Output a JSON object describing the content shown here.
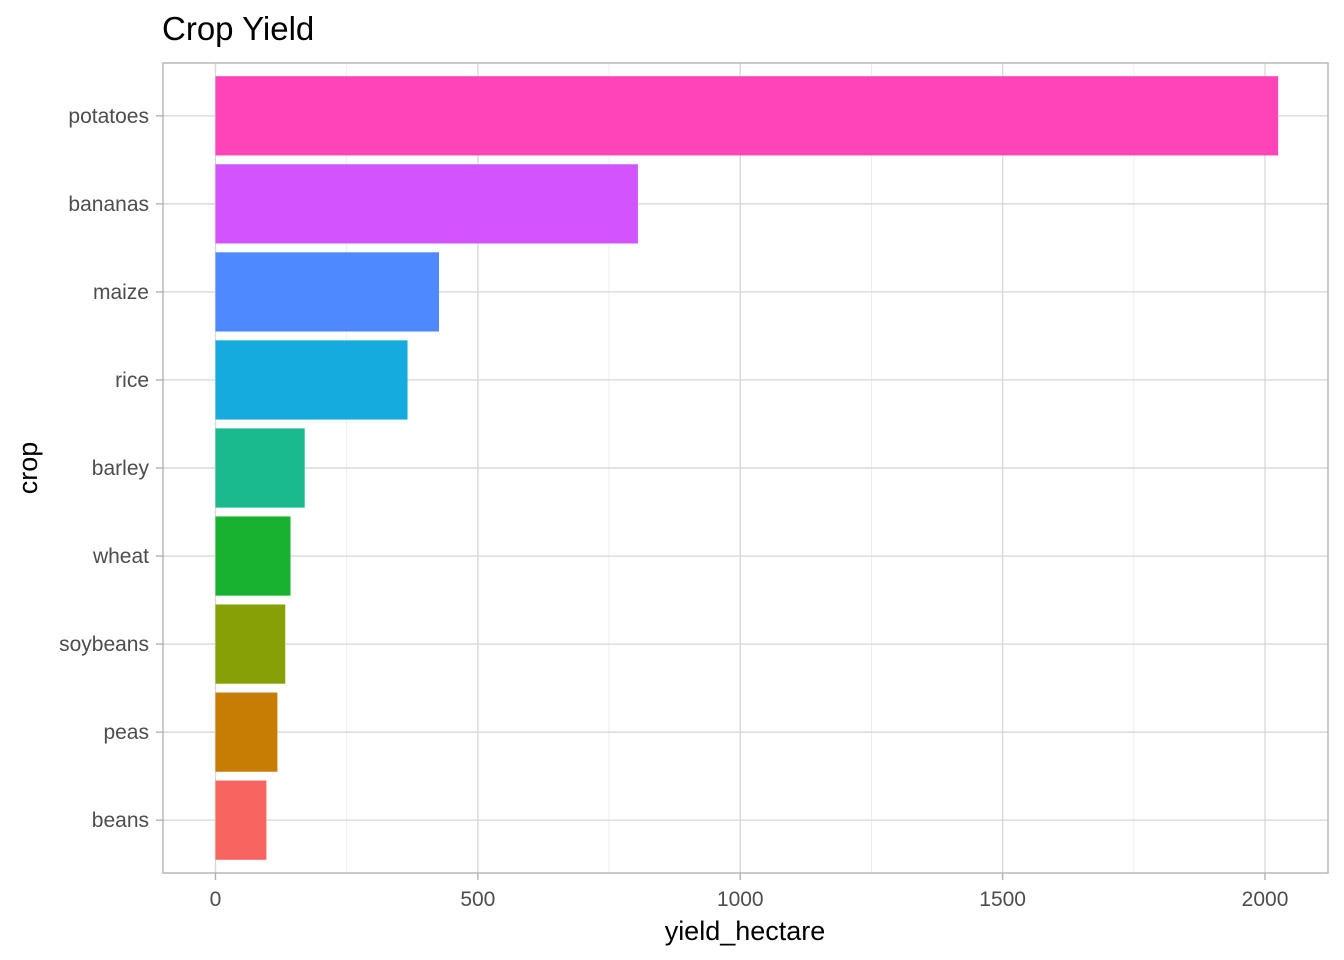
{
  "chart_data": {
    "type": "bar",
    "orientation": "horizontal",
    "title": "Crop Yield",
    "xlabel": "yield_hectare",
    "ylabel": "crop",
    "categories": [
      "beans",
      "peas",
      "soybeans",
      "wheat",
      "barley",
      "rice",
      "maize",
      "bananas",
      "potatoes"
    ],
    "values": [
      97,
      118,
      133,
      143,
      170,
      366,
      426,
      805,
      2025
    ],
    "colors": [
      "#F8645F",
      "#C77D04",
      "#86A005",
      "#18B230",
      "#1AB98E",
      "#15ABDE",
      "#4F89FF",
      "#D154FF",
      "#FF43B8"
    ],
    "xlim": [
      -100,
      2120
    ],
    "xticks": [
      0,
      500,
      1000,
      1500,
      2000
    ],
    "xtick_labels": [
      "0",
      "500",
      "1000",
      "1500",
      "2000"
    ],
    "grid": true,
    "legend": "none"
  }
}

* * * * * * *

_Short task:_ Output the full set of records above without changing a word, and drop the images.

_The completed task:_
Output a JSON object describing the content shown here.
{
  "chart_data": {
    "type": "bar",
    "orientation": "horizontal",
    "title": "Crop Yield",
    "xlabel": "yield_hectare",
    "ylabel": "crop",
    "categories": [
      "beans",
      "peas",
      "soybeans",
      "wheat",
      "barley",
      "rice",
      "maize",
      "bananas",
      "potatoes"
    ],
    "values": [
      97,
      118,
      133,
      143,
      170,
      366,
      426,
      805,
      2025
    ],
    "colors": [
      "#F8645F",
      "#C77D04",
      "#86A005",
      "#18B230",
      "#1AB98E",
      "#15ABDE",
      "#4F89FF",
      "#D154FF",
      "#FF43B8"
    ],
    "xlim": [
      -100,
      2120
    ],
    "xticks": [
      0,
      500,
      1000,
      1500,
      2000
    ],
    "xtick_labels": [
      "0",
      "500",
      "1000",
      "1500",
      "2000"
    ],
    "grid": true,
    "legend": "none"
  }
}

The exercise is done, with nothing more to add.